— start Given records —

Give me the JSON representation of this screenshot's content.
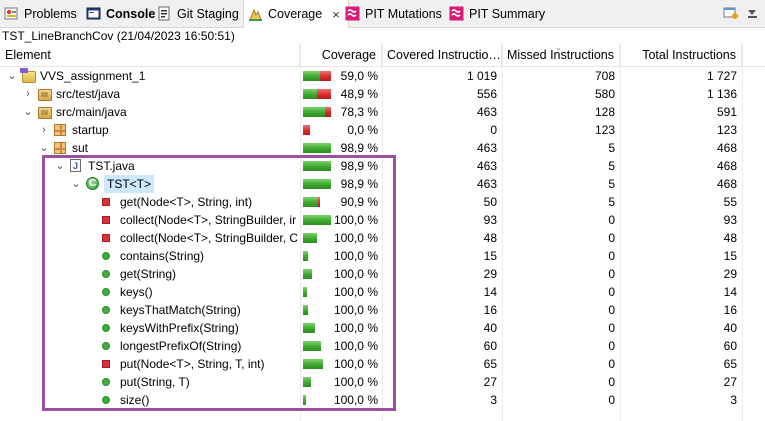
{
  "tabs": [
    {
      "label": "Problems",
      "icon": "problems-icon",
      "active": false
    },
    {
      "label": "Console",
      "icon": "console-icon",
      "active": false,
      "bold": true
    },
    {
      "label": "Git Staging",
      "icon": "git-staging-icon",
      "active": false
    },
    {
      "label": "Coverage",
      "icon": "coverage-icon",
      "active": true,
      "close": "×"
    },
    {
      "label": "PIT Mutations",
      "icon": "pit-icon",
      "active": false
    },
    {
      "label": "PIT Summary",
      "icon": "pit-icon",
      "active": false
    }
  ],
  "session": "TST_LineBranchCov (21/04/2023 16:50:51)",
  "columns": {
    "element": "Element",
    "coverage": "Coverage",
    "covered": "Covered Instructio…",
    "missed": "Missed Instructions",
    "total": "Total Instructions"
  },
  "colors": {
    "covered_bar": "#3aa32c",
    "missed_bar": "#d62828",
    "highlight_border": "#9b4fa0",
    "selection": "#cce8ff"
  },
  "rows": [
    {
      "indent": 0,
      "twisty": "⌄",
      "icon": "project-icon",
      "label": "VVS_assignment_1",
      "coverage": "59,0 %",
      "ratio": 0.59,
      "covered": "1 019",
      "missed": "708",
      "total": "1 727",
      "bar_total": 1727
    },
    {
      "indent": 1,
      "twisty": "›",
      "icon": "source-folder-icon",
      "label": "src/test/java",
      "coverage": "48,9 %",
      "ratio": 0.489,
      "covered": "556",
      "missed": "580",
      "total": "1 136",
      "bar_total": 1136
    },
    {
      "indent": 1,
      "twisty": "⌄",
      "icon": "source-folder-icon",
      "label": "src/main/java",
      "coverage": "78,3 %",
      "ratio": 0.783,
      "covered": "463",
      "missed": "128",
      "total": "591",
      "bar_total": 591
    },
    {
      "indent": 2,
      "twisty": "›",
      "icon": "package-icon",
      "label": "startup",
      "coverage": "0,0 %",
      "ratio": 0.0,
      "covered": "0",
      "missed": "123",
      "total": "123",
      "bar_total": 123
    },
    {
      "indent": 2,
      "twisty": "⌄",
      "icon": "package-icon",
      "label": "sut",
      "coverage": "98,9 %",
      "ratio": 0.989,
      "covered": "463",
      "missed": "5",
      "total": "468",
      "bar_total": 468
    },
    {
      "indent": 3,
      "twisty": "⌄",
      "icon": "java-file-icon",
      "label": "TST.java",
      "coverage": "98,9 %",
      "ratio": 0.989,
      "covered": "463",
      "missed": "5",
      "total": "468",
      "bar_total": 468
    },
    {
      "indent": 4,
      "twisty": "⌄",
      "icon": "class-icon",
      "label": "TST<T>",
      "coverage": "98,9 %",
      "ratio": 0.989,
      "covered": "463",
      "missed": "5",
      "total": "468",
      "bar_total": 468,
      "selected": true
    },
    {
      "indent": 5,
      "twisty": "",
      "icon": "private-method-icon",
      "label": "get(Node<T>, String, int)",
      "coverage": "90,9 %",
      "ratio": 0.909,
      "covered": "50",
      "missed": "5",
      "total": "55",
      "bar_total": 55
    },
    {
      "indent": 5,
      "twisty": "",
      "icon": "private-method-icon",
      "label": "collect(Node<T>, StringBuilder, ir",
      "coverage": "100,0 %",
      "ratio": 1.0,
      "covered": "93",
      "missed": "0",
      "total": "93",
      "bar_total": 93
    },
    {
      "indent": 5,
      "twisty": "",
      "icon": "private-method-icon",
      "label": "collect(Node<T>, StringBuilder, C",
      "coverage": "100,0 %",
      "ratio": 1.0,
      "covered": "48",
      "missed": "0",
      "total": "48",
      "bar_total": 48
    },
    {
      "indent": 5,
      "twisty": "",
      "icon": "public-method-icon",
      "label": "contains(String)",
      "coverage": "100,0 %",
      "ratio": 1.0,
      "covered": "15",
      "missed": "0",
      "total": "15",
      "bar_total": 15
    },
    {
      "indent": 5,
      "twisty": "",
      "icon": "public-method-icon",
      "label": "get(String)",
      "coverage": "100,0 %",
      "ratio": 1.0,
      "covered": "29",
      "missed": "0",
      "total": "29",
      "bar_total": 29
    },
    {
      "indent": 5,
      "twisty": "",
      "icon": "public-method-icon",
      "label": "keys()",
      "coverage": "100,0 %",
      "ratio": 1.0,
      "covered": "14",
      "missed": "0",
      "total": "14",
      "bar_total": 14
    },
    {
      "indent": 5,
      "twisty": "",
      "icon": "public-method-icon",
      "label": "keysThatMatch(String)",
      "coverage": "100,0 %",
      "ratio": 1.0,
      "covered": "16",
      "missed": "0",
      "total": "16",
      "bar_total": 16
    },
    {
      "indent": 5,
      "twisty": "",
      "icon": "public-method-icon",
      "label": "keysWithPrefix(String)",
      "coverage": "100,0 %",
      "ratio": 1.0,
      "covered": "40",
      "missed": "0",
      "total": "40",
      "bar_total": 40
    },
    {
      "indent": 5,
      "twisty": "",
      "icon": "public-method-icon",
      "label": "longestPrefixOf(String)",
      "coverage": "100,0 %",
      "ratio": 1.0,
      "covered": "60",
      "missed": "0",
      "total": "60",
      "bar_total": 60
    },
    {
      "indent": 5,
      "twisty": "",
      "icon": "private-method-icon",
      "label": "put(Node<T>, String, T, int)",
      "coverage": "100,0 %",
      "ratio": 1.0,
      "covered": "65",
      "missed": "0",
      "total": "65",
      "bar_total": 65
    },
    {
      "indent": 5,
      "twisty": "",
      "icon": "public-method-icon",
      "label": "put(String, T)",
      "coverage": "100,0 %",
      "ratio": 1.0,
      "covered": "27",
      "missed": "0",
      "total": "27",
      "bar_total": 27
    },
    {
      "indent": 5,
      "twisty": "",
      "icon": "public-method-icon",
      "label": "size()",
      "coverage": "100,0 %",
      "ratio": 1.0,
      "covered": "3",
      "missed": "0",
      "total": "3",
      "bar_total": 3
    }
  ]
}
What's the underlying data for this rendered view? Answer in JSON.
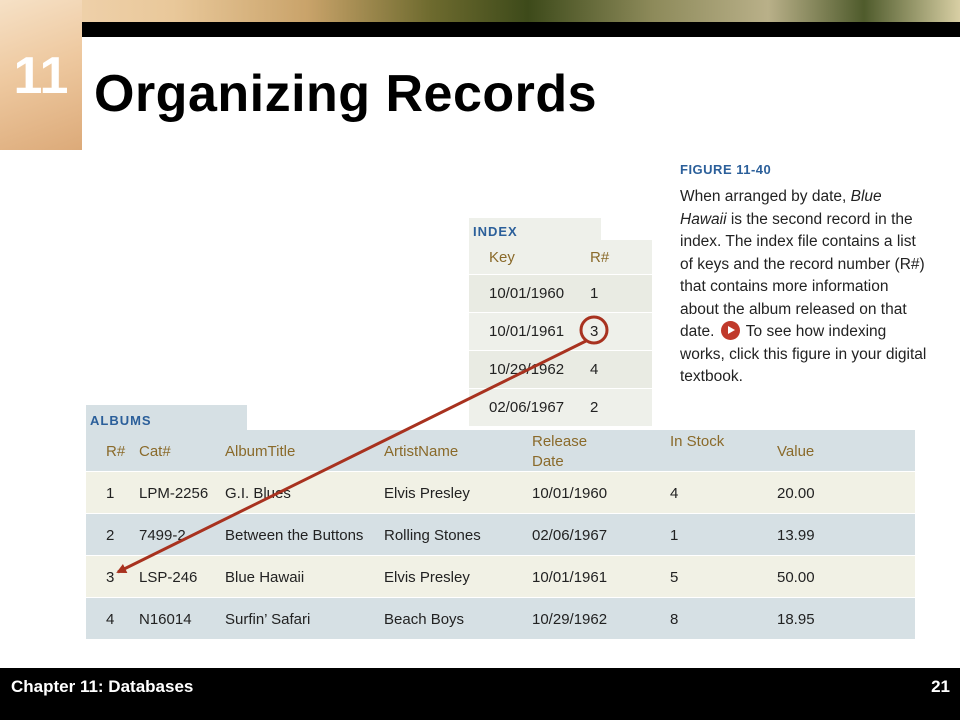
{
  "header": {
    "chapter_number": "11",
    "title": "Organizing Records"
  },
  "figure": {
    "number": "FIGURE 11-40",
    "caption_before_link": "When arranged by date, ",
    "caption_italic": "Blue Hawaii",
    "caption_middle": " is the second record in the index. The index file contains a list of keys and the record number (R#) that contains more information about the album released on that date. ",
    "caption_after_icon": " To see how indexing works, click this figure in your digital textbook."
  },
  "index_table": {
    "label": "INDEX",
    "headers": {
      "key": "Key",
      "r": "R#"
    },
    "rows": [
      {
        "key": "10/01/1960",
        "r": "1"
      },
      {
        "key": "10/01/1961",
        "r": "3"
      },
      {
        "key": "10/29/1962",
        "r": "4"
      },
      {
        "key": "02/06/1967",
        "r": "2"
      }
    ]
  },
  "albums_table": {
    "label": "ALBUMS",
    "headers": {
      "r": "R#",
      "cat": "Cat#",
      "title": "AlbumTitle",
      "artist": "ArtistName",
      "date": "Release Date",
      "stock": "In Stock",
      "value": "Value"
    },
    "rows": [
      {
        "r": "1",
        "cat": "LPM-2256",
        "title": "G.I. Blues",
        "artist": "Elvis Presley",
        "date": "10/01/1960",
        "stock": "4",
        "value": "20.00"
      },
      {
        "r": "2",
        "cat": "7499-2",
        "title": "Between the Buttons",
        "artist": "Rolling Stones",
        "date": "02/06/1967",
        "stock": "1",
        "value": "13.99"
      },
      {
        "r": "3",
        "cat": "LSP-246",
        "title": "Blue Hawaii",
        "artist": "Elvis Presley",
        "date": "10/01/1961",
        "stock": "5",
        "value": "50.00"
      },
      {
        "r": "4",
        "cat": "N16014",
        "title": "Surfin’ Safari",
        "artist": "Beach Boys",
        "date": "10/29/1962",
        "stock": "8",
        "value": "18.95"
      }
    ]
  },
  "annotation": {
    "arrow_color": "#a8321f",
    "highlight": "index row 2 R# circled, arrow to albums record 3"
  },
  "footer": {
    "chapter_label": "Chapter 11: Databases",
    "page_number": "21"
  }
}
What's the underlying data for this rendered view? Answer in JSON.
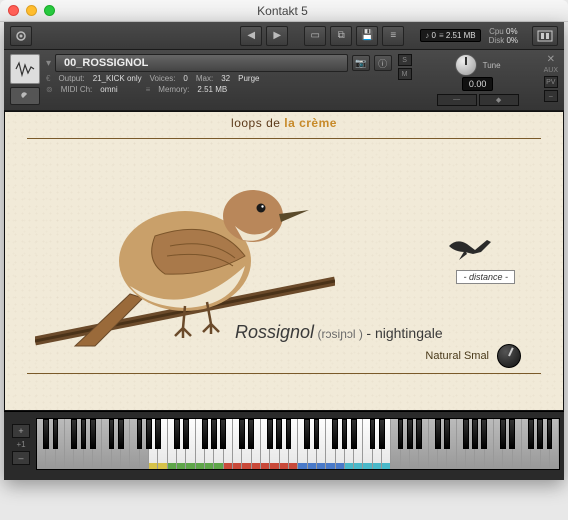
{
  "titlebar": {
    "title": "Kontakt 5"
  },
  "toolbar": {
    "meters": {
      "note_icon": "♪",
      "note_val": "0",
      "mem_icon": "≡",
      "mem_val": "2.51 MB",
      "cpu_label": "Cpu",
      "cpu_val": "0%",
      "disk_label": "Disk",
      "disk_val": "0%"
    }
  },
  "instrument": {
    "name": "00_ROSSIGNOL",
    "output_label": "Output:",
    "output_val": "21_KICK only",
    "voices_label": "Voices:",
    "voices_val": "0",
    "max_label": "Max:",
    "max_val": "32",
    "purge_label": "Purge",
    "midi_label": "MIDI Ch:",
    "midi_val": "omni",
    "memory_label": "Memory:",
    "memory_val": "2.51 MB",
    "tune_label": "Tune",
    "tune_val": "0.00",
    "solo": "S",
    "mute": "M",
    "aux_label": "AUX"
  },
  "body": {
    "brand_a": "loops de ",
    "brand_b": "la crème",
    "distance_label": "- distance -",
    "caption_name": "Rossignol",
    "caption_ipa": "(rɔsiɲɔl )",
    "caption_dash": " - ",
    "caption_eng": "nightingale",
    "natural_label": "Natural Smal"
  },
  "keyboard": {
    "transpose": "+1",
    "minus": "–",
    "plus": "+"
  }
}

— end Given records —

Brief
Copy every line of the entries above in which "collect" occurs.

Solution to the problem
      "label": "collect(Node<T>, StringBuilder, ir",
      "label": "collect(Node<T>, StringBuilder, C",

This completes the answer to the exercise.